Task brief: Tell how many lines in the data below hold the string "name"; give nothing but the number.

□ □ □

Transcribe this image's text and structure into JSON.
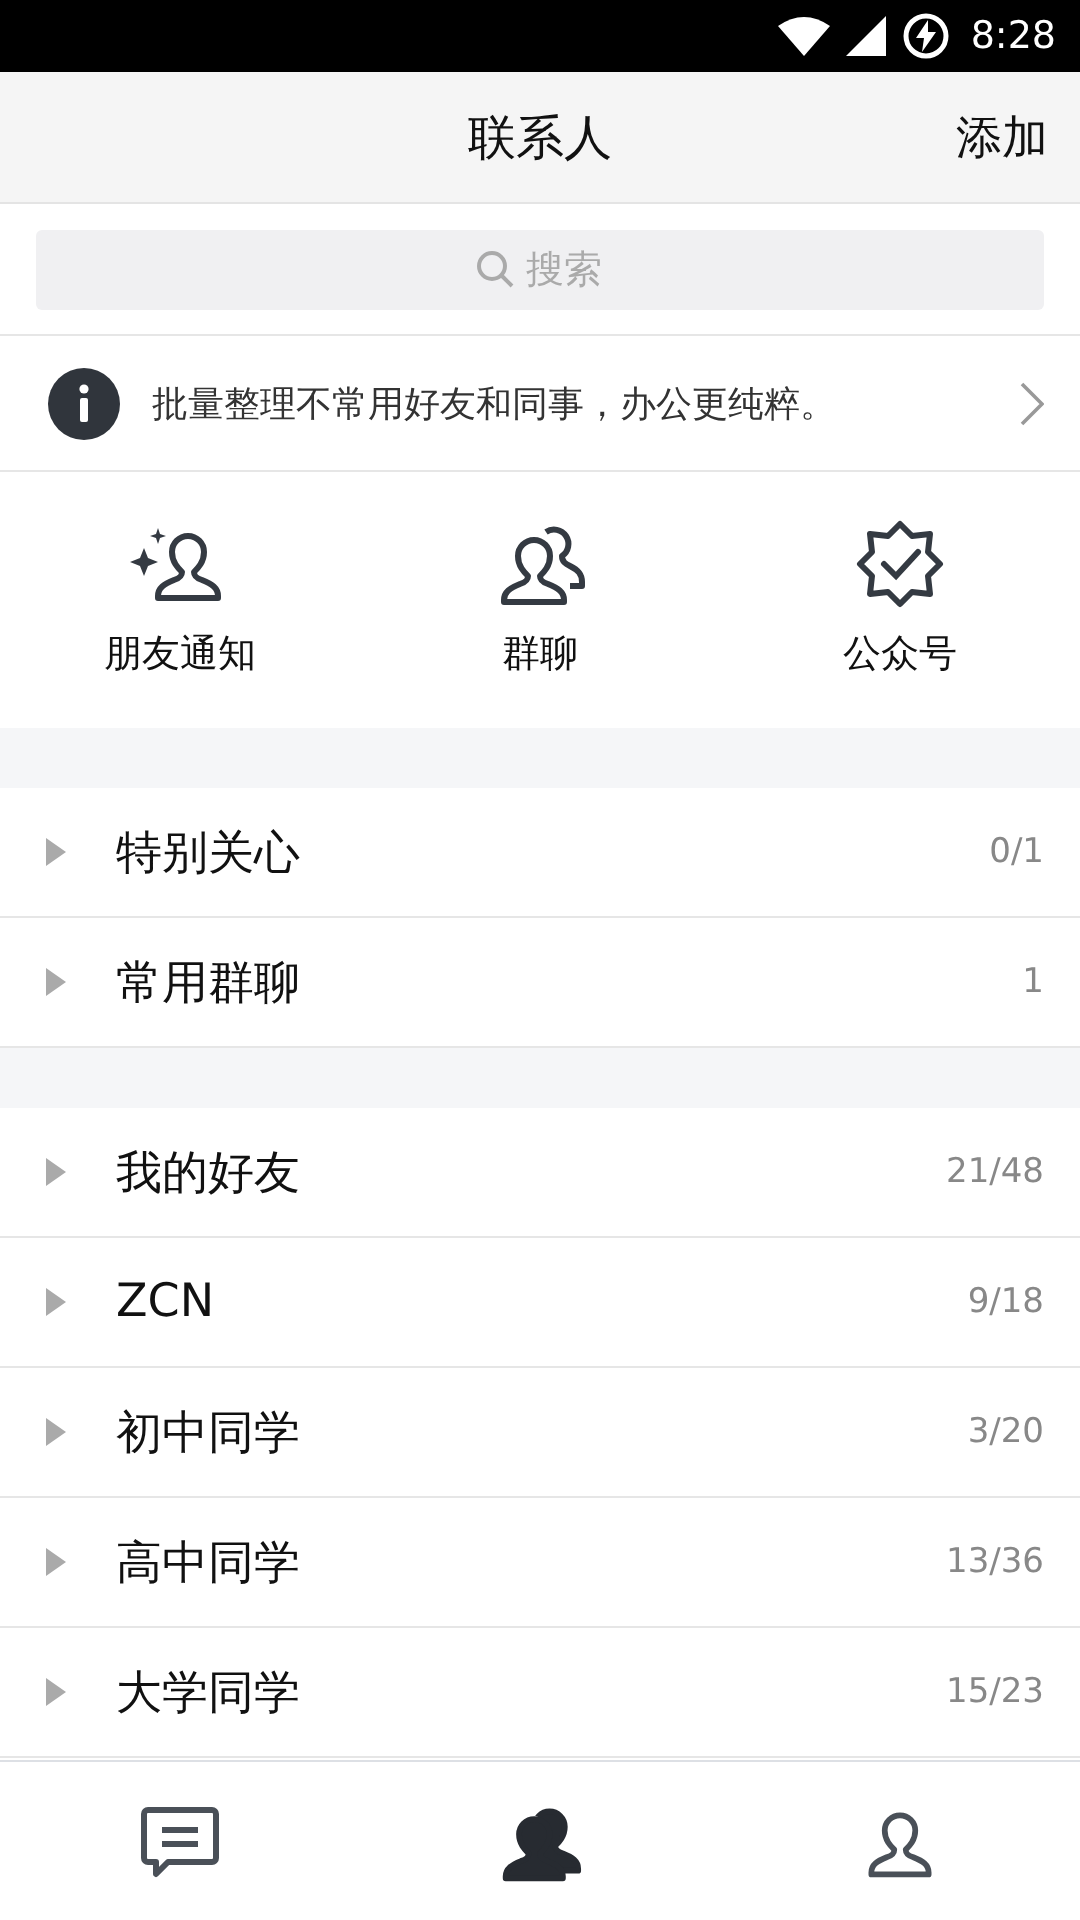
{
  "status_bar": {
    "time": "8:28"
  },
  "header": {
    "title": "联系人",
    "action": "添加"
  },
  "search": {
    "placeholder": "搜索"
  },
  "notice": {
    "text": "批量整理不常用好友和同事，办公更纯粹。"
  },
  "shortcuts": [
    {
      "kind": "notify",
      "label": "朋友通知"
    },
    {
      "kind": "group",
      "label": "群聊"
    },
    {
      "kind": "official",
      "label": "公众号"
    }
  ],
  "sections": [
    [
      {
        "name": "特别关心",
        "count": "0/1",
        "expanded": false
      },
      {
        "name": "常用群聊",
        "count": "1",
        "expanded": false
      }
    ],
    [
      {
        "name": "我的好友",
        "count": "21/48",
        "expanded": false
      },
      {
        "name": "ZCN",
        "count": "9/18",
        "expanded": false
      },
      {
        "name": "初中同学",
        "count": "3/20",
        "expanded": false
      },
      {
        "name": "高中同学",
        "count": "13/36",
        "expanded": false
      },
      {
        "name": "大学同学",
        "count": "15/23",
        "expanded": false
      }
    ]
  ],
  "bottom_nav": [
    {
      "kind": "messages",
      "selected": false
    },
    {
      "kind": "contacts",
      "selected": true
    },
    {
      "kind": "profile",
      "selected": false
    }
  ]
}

□ □ □

Answer to the problem: 7